**Exercise requirements**:
Reproduce each line from the records that holds "хозяйства".

[Stored items]
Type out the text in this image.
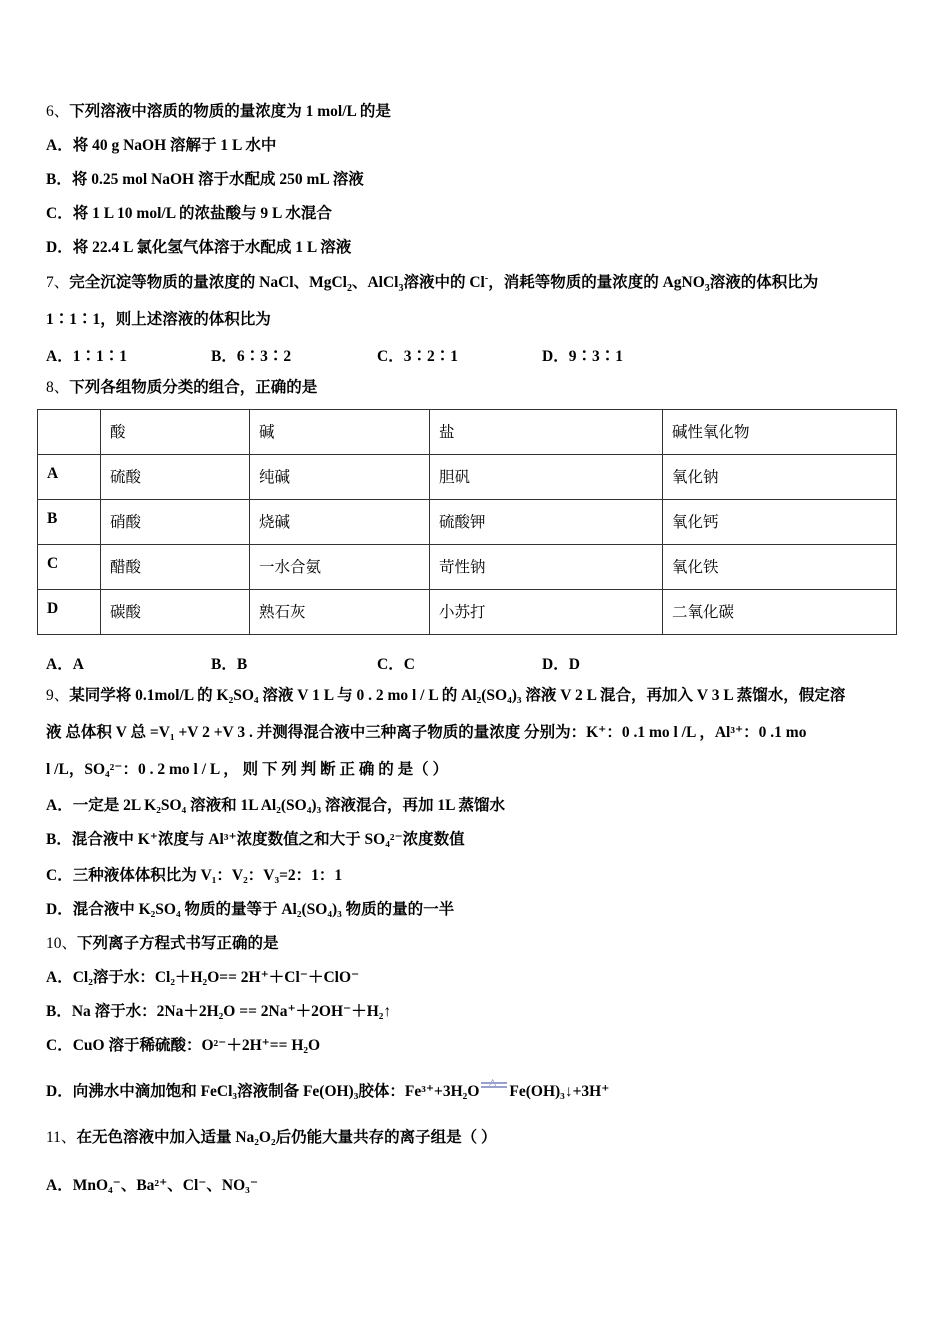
6、下列溶液中溶质的物质的量浓度为 1 mol/L 的是
A．将 40 g NaOH 溶解于 1 L 水中
B．将 0.25 mol NaOH 溶于水配成 250 mL 溶液
C．将 1 L 10 mol/L 的浓盐酸与 9 L 水混合
D．将 22.4 L 氯化氢气体溶于水配成 1 L 溶液
7、完全沉淀等物质的量浓度的 NaCl、MgCl$_2$、AlCl$_3$溶液中的 Cl-，消耗等物质的量浓度的 AgNO$_3$溶液的体积比为
1∶1∶1，则上述溶液的体积比为
A．1∶1∶1	B．6∶3∶2	C．3∶2∶1	D．9∶3∶1
8、下列各组物质分类的组合，正确的是
	酸	碱	盐	碱性氧化物
A	硫酸	纯碱	胆矾	氧化钠
B	硝酸	烧碱	硫酸钾	氧化钙
C	醋酸	一水合氨	苛性钠	氧化铁
D	碳酸	熟石灰	小苏打	二氧化碳
A．A	B．B	C．C	D．D
9、某同学将 0.1mol/L 的 K₂SO₄ 溶液 V 1 L 与 0 . 2 mo l / L 的 Al₂(SO₄)₃ 溶液 V 2 L 混合，再加入 V 3 L 蒸馏水，假定溶
液 总体积 V 总 =V₁ +V 2 +V 3 . 并测得混合液中三种离子物质的量浓度 分别为：K⁺：0 .1 mo l /L ，Al³⁺：0 .1 mo
l /L，SO₄²⁻：0 . 2 mo l / L ， 则 下 列 判 断 正 确 的 是（ ）
A．一定是 2L K₂SO₄ 溶液和 1L Al₂(SO₄)₃ 溶液混合，再加 1L 蒸馏水
B．混合液中 K⁺浓度与 Al³⁺浓度数值之和大于 SO₄²⁻浓度数值
C．三种液体体积比为 V₁：V₂：V₃=2：1：1
D．混合液中 K₂SO₄ 物质的量等于 Al₂(SO₄)₃ 物质的量的一半
10、下列离子方程式书写正确的是
A．Cl₂溶于水：Cl₂＋H₂O== 2H⁺＋Cl⁻＋ClO⁻
B．Na 溶于水：2Na＋2H₂O == 2Na⁺＋2OH⁻＋H₂↑
C．CuO 溶于稀硫酸：O²⁻＋2H⁺== H₂O
D．向沸水中滴加饱和 FeCl₃溶液制备 Fe(OH)₃胶体：Fe³⁺+3H₂O Fe(OH)₃↓+3H⁺
11、在无色溶液中加入适量 Na₂O₂后仍能大量共存的离子组是（ ）
A．MnO₄⁻、Ba²⁺、Cl⁻、NO₃⁻
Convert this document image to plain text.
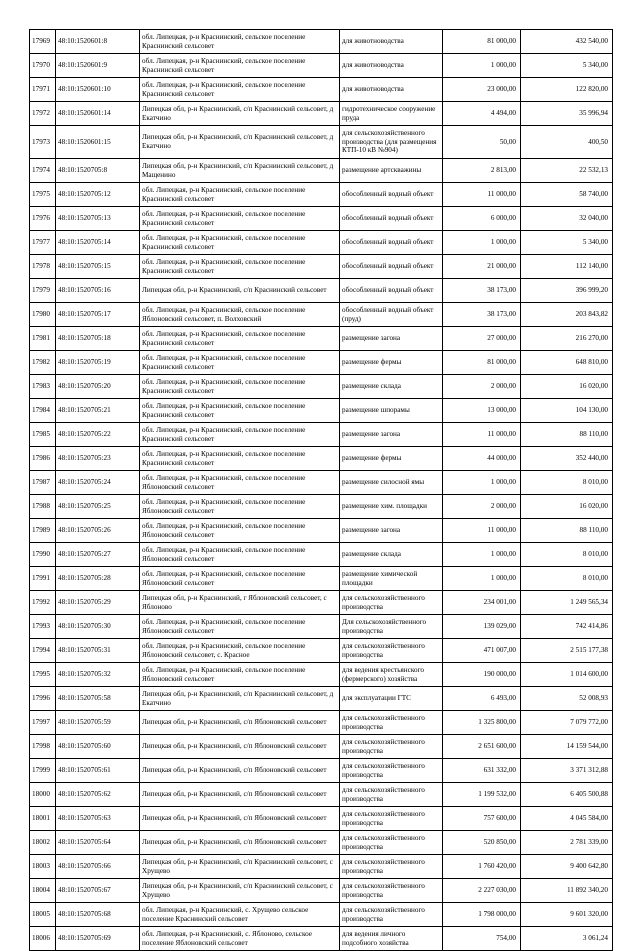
17969	48:10:1520601:8	обл. Липецкая, р-н Краснинский, сельское поселение Краснинский сельсовет	для животноводства	81 000,00	432 540,00
17970	48:10:1520601:9	обл. Липецкая, р-н Краснинский, сельское поселение Краснинский сельсовет	для животноводства	1 000,00	5 340,00
17971	48:10:1520601:10	обл. Липецкая, р-н Краснинский, сельское поселение Краснинский сельсовет	для животноводства	23 000,00	122 820,00
17972	48:10:1520601:14	Липецкая обл, р-н Краснинский, с/п Краснинский сельсовет, д Екатчино	гидротехническое сооружение пруда	4 494,00	35 996,94
17973	48:10:1520601:15	Липецкая обл, р-н Краснинский, с/п Краснинский сельсовет, д Екатчино	для сельскохозяйственного производства (для размещения КТП-10 кВ №904)	50,00	400,50
17974	48:10:1520705:8	Липецкая обл, р-н Краснинский, с/п Краснинский сельсовет, д Мащенино	размещение артскважины	2 813,00	22 532,13
17975	48:10:1520705:12	обл. Липецкая, р-н Краснинский, сельское поселение Краснинский сельсовет	обособленный водный объект	11 000,00	58 740,00
17976	48:10:1520705:13	обл. Липецкая, р-н Краснинский, сельское поселение Краснинский сельсовет	обособленный водный объект	6 000,00	32 040,00
17977	48:10:1520705:14	обл. Липецкая, р-н Краснинский, сельское поселение Краснинский сельсовет	обособленный водный объект	1 000,00	5 340,00
17978	48:10:1520705:15	обл. Липецкая, р-н Краснинский, сельское поселение Краснинский сельсовет	обособленный водный объект	21 000,00	112 140,00
17979	48:10:1520705:16	Липецкая обл, р-н Краснинский, с/п Краснинский сельсовет	обособленный водный объект	38 173,00	396 999,20
17980	48:10:1520705:17	обл. Липецкая, р-н Краснинский, сельское поселение Яблоновский сельсовет, п. Волховский	обособленный водный объект (пруд)	38 173,00	203 843,82
17981	48:10:1520705:18	обл. Липецкая, р-н Краснинский, сельское поселение Краснинский сельсовет	размещение загона	27 000,00	216 270,00
17982	48:10:1520705:19	обл. Липецкая, р-н Краснинский, сельское поселение Краснинский сельсовет	размещение фермы	81 000,00	648 810,00
17983	48:10:1520705:20	обл. Липецкая, р-н Краснинский, сельское поселение Краснинский сельсовет	размещение склада	2 000,00	16 020,00
17984	48:10:1520705:21	обл. Липецкая, р-н Краснинский, сельское поселение Краснинский сельсовет	размещение шпорамы	13 000,00	104 130,00
17985	48:10:1520705:22	обл. Липецкая, р-н Краснинский, сельское поселение Краснинский сельсовет	размещение загона	11 000,00	88 110,00
17986	48:10:1520705:23	обл. Липецкая, р-н Краснинский, сельское поселение Краснинский сельсовет	размещение фермы	44 000,00	352 440,00
17987	48:10:1520705:24	обл. Липецкая, р-н Краснинский, сельское поселение Яблоновский сельсовет	размещение силосной ямы	1 000,00	8 010,00
17988	48:10:1520705:25	обл. Липецкая, р-н Краснинский, сельское поселение Яблоновский сельсовет	размещение хим. площадки	2 000,00	16 020,00
17989	48:10:1520705:26	обл. Липецкая, р-н Краснинский, сельское поселение Яблоновский сельсовет	размещение загона	11 000,00	88 110,00
17990	48:10:1520705:27	обл. Липецкая, р-н Краснинский, сельское поселение Яблоновский сельсовет	размещение склада	1 000,00	8 010,00
17991	48:10:1520705:28	обл. Липецкая, р-н Краснинский, сельское поселение Яблоновский сельсовет	размещение химической площадки	1 000,00	8 010,00
17992	48:10:1520705:29	Липецкая обл, р-н Краснинский, г Яблоновский сельсовет, с Яблоново	для сельскохозяйственного производства	234 001,00	1 249 565,34
17993	48:10:1520705:30	обл. Липецкая, р-н Краснинский, сельское поселение Яблоновский сельсовет	Для сельскохозяйственного производства	139 029,00	742 414,86
17994	48:10:1520705:31	обл. Липецкая, р-н Краснинский, сельское поселение Яблоновский сельсовет, с. Красное	для сельскохозяйственного производства	471 007,00	2 515 177,38
17995	48:10:1520705:32	обл. Липецкая, р-н Краснинский, сельское поселение Яблоновский сельсовет	для ведения крестьянского (фермерского) хозяйства	190 000,00	1 014 600,00
17996	48:10:1520705:58	Липецкая обл, р-н Краснинский, с/п Краснинский сельсовет, д Екатчино	для эксплуатации ГТС	6 493,00	52 008,93
17997	48:10:1520705:59	Липецкая обл, р-н Краснинский, с/п Яблоновский сельсовет	для сельскохозяйственного производства	1 325 800,00	7 079 772,00
17998	48:10:1520705:60	Липецкая обл, р-н Краснинский, с/п Яблоновский сельсовет	для сельскохозяйственного производства	2 651 600,00	14 159 544,00
17999	48:10:1520705:61	Липецкая обл, р-н Краснинский, с/п Яблоновский сельсовет	для сельскохозяйственного производства	631 332,00	3 371 312,88
18000	48:10:1520705:62	Липецкая обл, р-н Краснинский, с/п Яблоновский сельсовет	для сельскохозяйственного производства	1 199 532,00	6 405 500,88
18001	48:10:1520705:63	Липецкая обл, р-н Краснинский, с/п Яблоновский сельсовет	для сельскохозяйственного производства	757 600,00	4 045 584,00
18002	48:10:1520705:64	Липецкая обл, р-н Краснинский, с/п Яблоновский сельсовет	для сельскохозяйственного производства	520 850,00	2 781 339,00
18003	48:10:1520705:66	Липецкая обл, р-н Краснинский, с/п Краснинский сельсовет, с Хрущево	для сельскохозяйственного производства	1 760 420,00	9 400 642,80
18004	48:10:1520705:67	Липецкая обл, р-н Краснинский, с/п Краснинский сельсовет, с Хрущево	для сельскохозяйственного производства	2 227 030,00	11 892 340,20
18005	48:10:1520705:68	обл. Липецкая, р-н Краснинский, с. Хрущево сельское поселение Краснинский сельсовет	для сельскохозяйственного производства	1 798 000,00	9 601 320,00
18006	48:10:1520705:69	обл. Липецкая, р-н Краснинский, с. Яблоново, сельское поселение Яблоновский сельсовет	для ведения личного подсобного хозяйства	754,00	3 061,24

**Exercise response**:
17995	48:10:1520705:32	обл. Липецкая, р-н Краснинский, сельское поселение Яблоновский сельсовет	для ведения крестьянского (фермерского) хозяйства	190 000,00	1 014 600,00
18006	48:10:1520705:69	обл. Липецкая, р-н Краснинский, с. Яблоново, сельское поселение Яблоновский сельсовет	для ведения личного подсобного хозяйства	754,00	3 061,24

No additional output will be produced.